**Task:** Transcribe the records below in full; pictures stay out of the copy.

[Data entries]
■ ■ ■ ■
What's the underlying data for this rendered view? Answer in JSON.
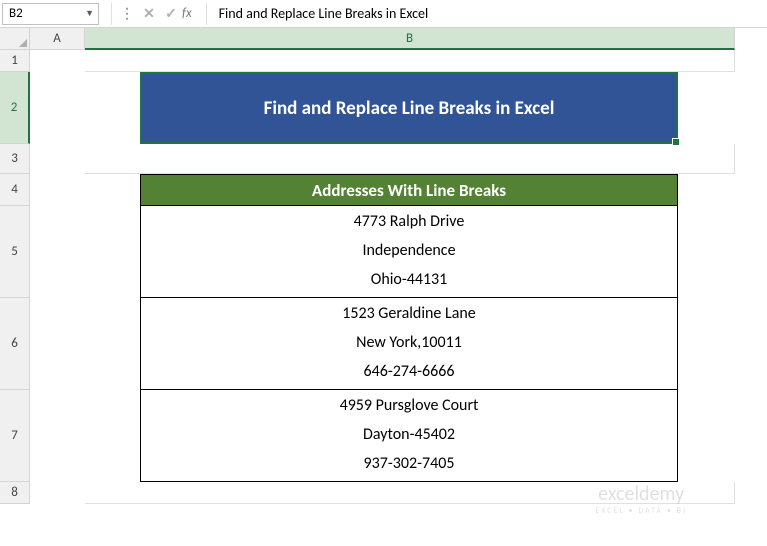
{
  "formula_bar": {
    "name_box": "B2",
    "formula": "Find and Replace Line Breaks in Excel"
  },
  "columns": [
    "A",
    "B"
  ],
  "row_numbers": [
    "1",
    "2",
    "3",
    "4",
    "5",
    "6",
    "7",
    "8"
  ],
  "cells": {
    "b2": "Find and Replace Line Breaks in Excel",
    "b4": "Addresses With Line Breaks",
    "b5": {
      "line1": "4773 Ralph Drive",
      "line2": "Independence",
      "line3": "Ohio-44131"
    },
    "b6": {
      "line1": "1523 Geraldine Lane",
      "line2": "New York,10011",
      "line3": "646-274-6666"
    },
    "b7": {
      "line1": "4959 Pursglove Court",
      "line2": "Dayton-45402",
      "line3": "937-302-7405"
    }
  },
  "watermark": {
    "main": "exceldemy",
    "sub": "EXCEL • DATA • BI"
  }
}
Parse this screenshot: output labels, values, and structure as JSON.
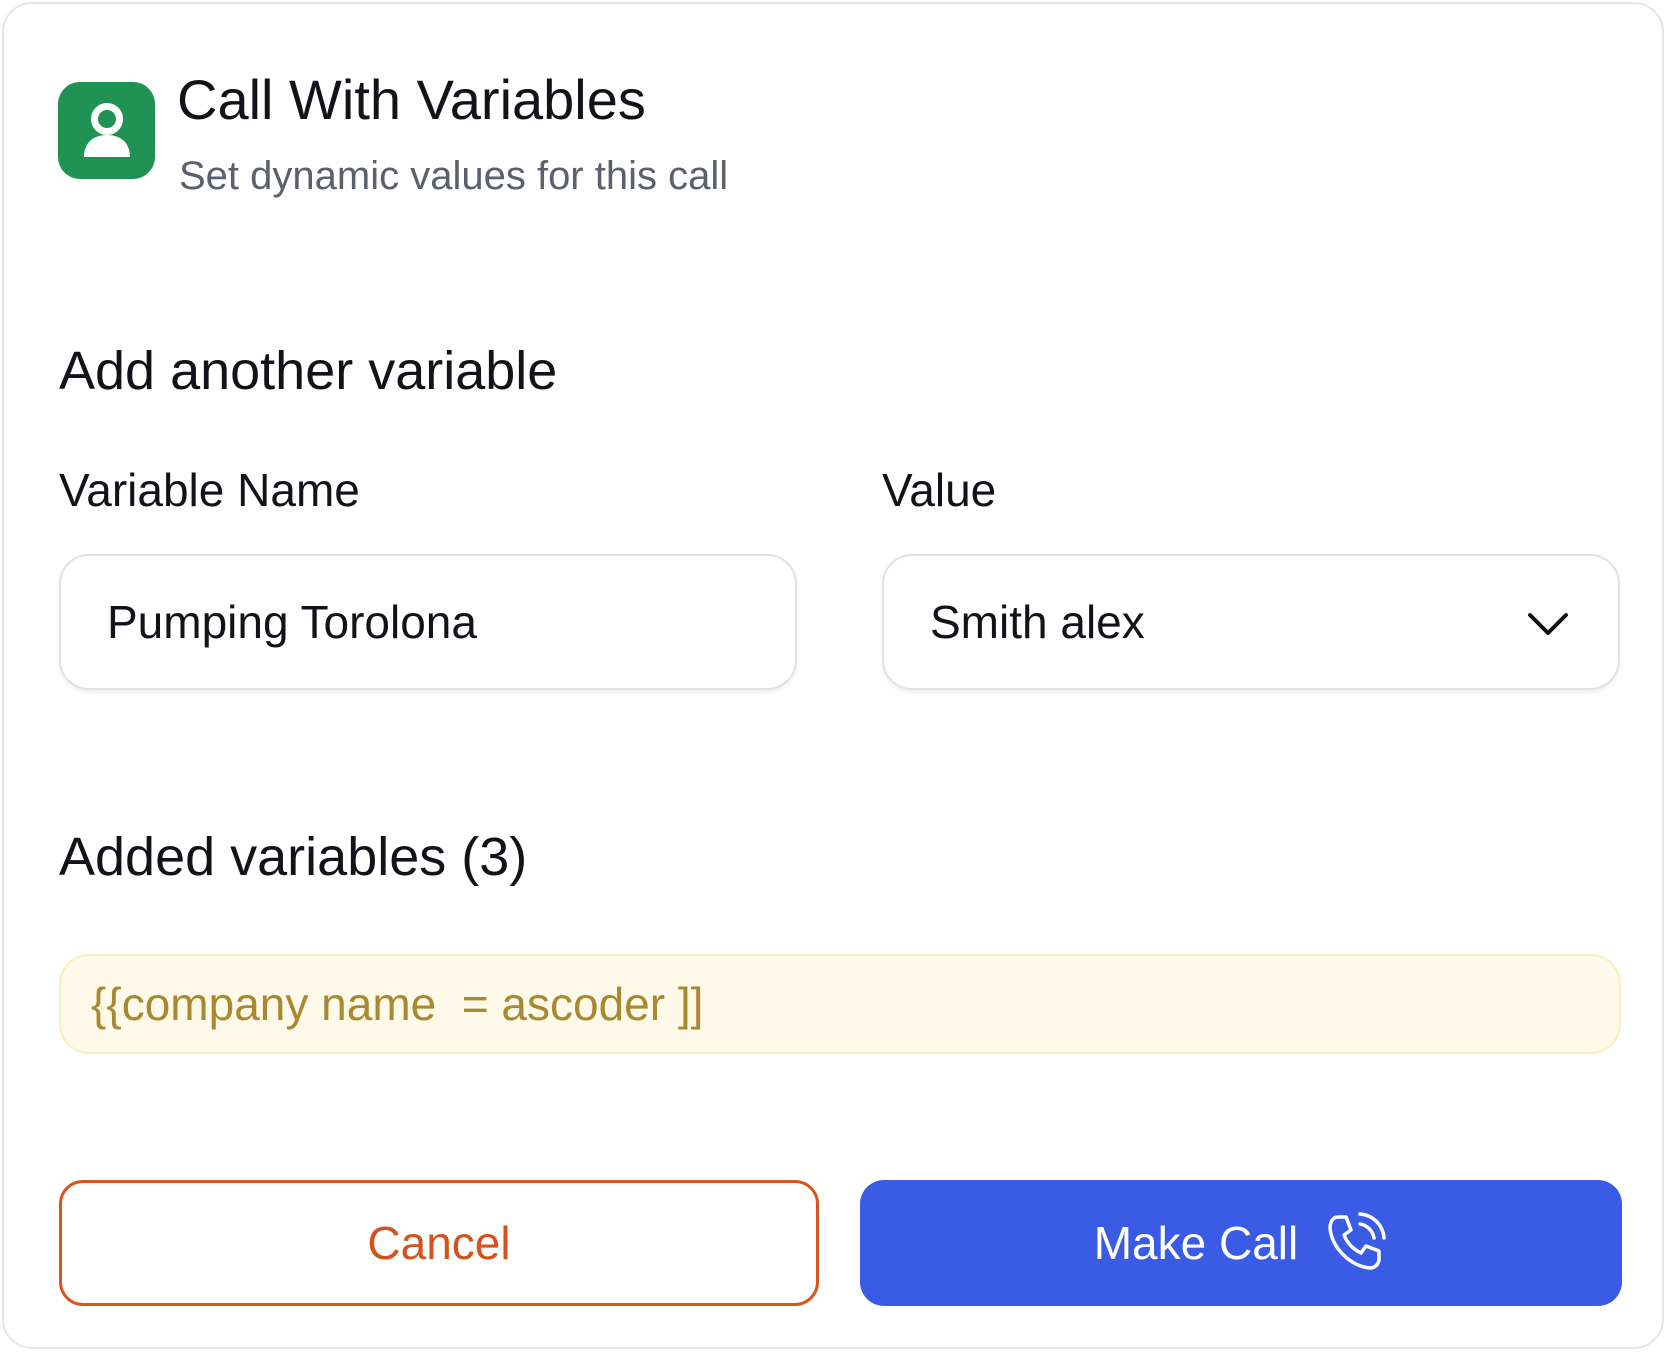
{
  "header": {
    "title": "Call With Variables",
    "subtitle": "Set dynamic values for this call",
    "icon": "user-icon",
    "icon_color": "#1f9254"
  },
  "add_variable": {
    "heading": "Add another variable",
    "name_label": "Variable Name",
    "name_value": "Pumping Torolona",
    "value_label": "Value",
    "value_selected": "Smith alex",
    "value_icon": "chevron-down-icon"
  },
  "added_variables": {
    "heading": "Added variables (3)",
    "items": [
      {
        "text": "{{company name  = ascoder ]]"
      }
    ],
    "chip_background": "#fef9e9",
    "chip_text_color": "#a8892f"
  },
  "actions": {
    "cancel_label": "Cancel",
    "cancel_color": "#d4531b",
    "call_label": "Make Call",
    "call_icon": "phone-calling-icon",
    "call_color": "#3a5ce5"
  }
}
■ ■ ■ ■
**Completed exercise:**
What's the underlying data for this rendered view? Answer in JSON.
{
  "formula_bar": {
    "name_box": "B2",
    "formula": "Find and Replace Line Breaks in Excel"
  },
  "columns": [
    "A",
    "B"
  ],
  "row_numbers": [
    "1",
    "2",
    "3",
    "4",
    "5",
    "6",
    "7",
    "8"
  ],
  "cells": {
    "b2": "Find and Replace Line Breaks in Excel",
    "b4": "Addresses With Line Breaks",
    "b5": {
      "line1": "4773 Ralph Drive",
      "line2": "Independence",
      "line3": "Ohio-44131"
    },
    "b6": {
      "line1": "1523 Geraldine Lane",
      "line2": "New York,10011",
      "line3": "646-274-6666"
    },
    "b7": {
      "line1": "4959 Pursglove Court",
      "line2": "Dayton-45402",
      "line3": "937-302-7405"
    }
  },
  "watermark": {
    "main": "exceldemy",
    "sub": "EXCEL • DATA • BI"
  }
}
Parse this screenshot: output labels, values, and structure as JSON.
{
  "header": {
    "title": "Call With Variables",
    "subtitle": "Set dynamic values for this call",
    "icon": "user-icon",
    "icon_color": "#1f9254"
  },
  "add_variable": {
    "heading": "Add another variable",
    "name_label": "Variable Name",
    "name_value": "Pumping Torolona",
    "value_label": "Value",
    "value_selected": "Smith alex",
    "value_icon": "chevron-down-icon"
  },
  "added_variables": {
    "heading": "Added variables (3)",
    "items": [
      {
        "text": "{{company name  = ascoder ]]"
      }
    ],
    "chip_background": "#fef9e9",
    "chip_text_color": "#a8892f"
  },
  "actions": {
    "cancel_label": "Cancel",
    "cancel_color": "#d4531b",
    "call_label": "Make Call",
    "call_icon": "phone-calling-icon",
    "call_color": "#3a5ce5"
  }
}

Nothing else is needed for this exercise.